Task requirements: Output every record below exactly as it appears.

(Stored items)
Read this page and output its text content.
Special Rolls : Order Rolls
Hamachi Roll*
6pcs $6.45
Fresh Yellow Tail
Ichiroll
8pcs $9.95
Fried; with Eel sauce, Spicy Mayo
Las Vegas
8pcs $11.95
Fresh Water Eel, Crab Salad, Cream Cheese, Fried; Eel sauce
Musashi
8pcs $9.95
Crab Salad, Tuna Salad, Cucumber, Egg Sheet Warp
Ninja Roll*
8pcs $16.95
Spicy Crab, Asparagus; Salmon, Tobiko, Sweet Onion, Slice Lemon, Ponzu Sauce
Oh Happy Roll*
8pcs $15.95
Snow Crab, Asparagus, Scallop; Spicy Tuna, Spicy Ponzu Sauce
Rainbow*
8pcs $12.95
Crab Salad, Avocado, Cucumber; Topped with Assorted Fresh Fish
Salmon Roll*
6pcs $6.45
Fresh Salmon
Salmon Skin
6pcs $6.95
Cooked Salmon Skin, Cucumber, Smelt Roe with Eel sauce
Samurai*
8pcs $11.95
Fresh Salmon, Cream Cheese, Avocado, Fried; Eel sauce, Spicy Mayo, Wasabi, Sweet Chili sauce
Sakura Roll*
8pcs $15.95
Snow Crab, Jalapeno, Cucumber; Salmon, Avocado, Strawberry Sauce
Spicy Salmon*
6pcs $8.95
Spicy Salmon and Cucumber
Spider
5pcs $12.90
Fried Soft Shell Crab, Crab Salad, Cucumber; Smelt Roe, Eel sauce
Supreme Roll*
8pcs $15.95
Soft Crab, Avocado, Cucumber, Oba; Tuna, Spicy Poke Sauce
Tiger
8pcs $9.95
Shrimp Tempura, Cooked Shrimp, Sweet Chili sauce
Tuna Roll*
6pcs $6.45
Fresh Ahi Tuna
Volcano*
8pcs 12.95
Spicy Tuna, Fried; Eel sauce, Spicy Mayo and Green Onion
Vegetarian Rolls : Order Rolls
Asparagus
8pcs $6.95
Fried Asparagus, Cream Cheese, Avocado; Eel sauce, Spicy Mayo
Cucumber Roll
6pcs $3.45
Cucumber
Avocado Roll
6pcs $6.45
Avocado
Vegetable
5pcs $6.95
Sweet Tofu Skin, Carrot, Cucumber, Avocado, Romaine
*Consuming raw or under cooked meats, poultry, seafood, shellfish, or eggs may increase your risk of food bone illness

Written response:
Read this page and output its text content.
Special Rolls : Order Rolls
Hamachi Roll*
6pcs $6.45
Fresh Yellow Tail
Ichiroll
8pcs $9.95
Fried; with Eel sauce, Spicy Mayo
Las Vegas
8pcs $11.95
Fresh Water Eel, Crab Salad, Cream Cheese, Fried; Eel sauce
Musashi
8pcs $9.95
Crab Salad, Tuna Salad, Cucumber, Egg Sheet Warp
Ninja Roll*
8pcs $16.95
Spicy Crab, Asparagus; Salmon, Tobiko, Sweet Onion, Slice Lemon, Ponzu Sauce
Oh Happy Roll*
8pcs $15.95
Snow Crab, Asparagus, Scallop; Spicy Tuna, Spicy Ponzu Sauce
Rainbow*
8pcs $12.95
Crab Salad, Avocado, Cucumber; Topped with Assorted Fresh Fish
Salmon Roll*
6pcs $6.45
Fresh Salmon
Salmon Skin
6pcs $6.95
Cooked Salmon Skin, Cucumber, Smelt Roe with Eel sauce
Samurai*
8pcs $11.95
Fresh Salmon, Cream Cheese, Avocado, Fried; Eel sauce, Spicy Mayo, Wasabi, Sweet Chili sauce
Sakura Roll*
8pcs $15.95
Snow Crab, Jalapeno, Cucumber; Salmon, Avocado, Strawberry Sauce
Spicy Salmon*
6pcs $8.95
Spicy Salmon and Cucumber
Spider
5pcs $12.90
Fried Soft Shell Crab, Crab Salad, Cucumber; Smelt Roe, Eel sauce
Supreme Roll*
8pcs $15.95
Soft Crab, Avocado, Cucumber, Oba; Tuna, Spicy Poke Sauce
Tiger
8pcs $9.95
Shrimp Tempura, Cooked Shrimp, Sweet Chili sauce
Tuna Roll*
6pcs $6.45
Fresh Ahi Tuna
Volcano*
8pcs 12.95
Spicy Tuna, Fried; Eel sauce, Spicy Mayo and Green Onion
Vegetarian Rolls : Order Rolls
Asparagus
8pcs $6.95
Fried Asparagus, Cream Cheese, Avocado; Eel sauce, Spicy Mayo
Cucumber Roll
6pcs $3.45
Cucumber
Avocado Roll
6pcs $6.45
Avocado
Vegetable
5pcs $6.95
Sweet Tofu Skin, Carrot, Cucumber, Avocado, Romaine
*Consuming raw or under cooked meats, poultry, seafood, shellfish, or eggs may increase your risk of food bone illness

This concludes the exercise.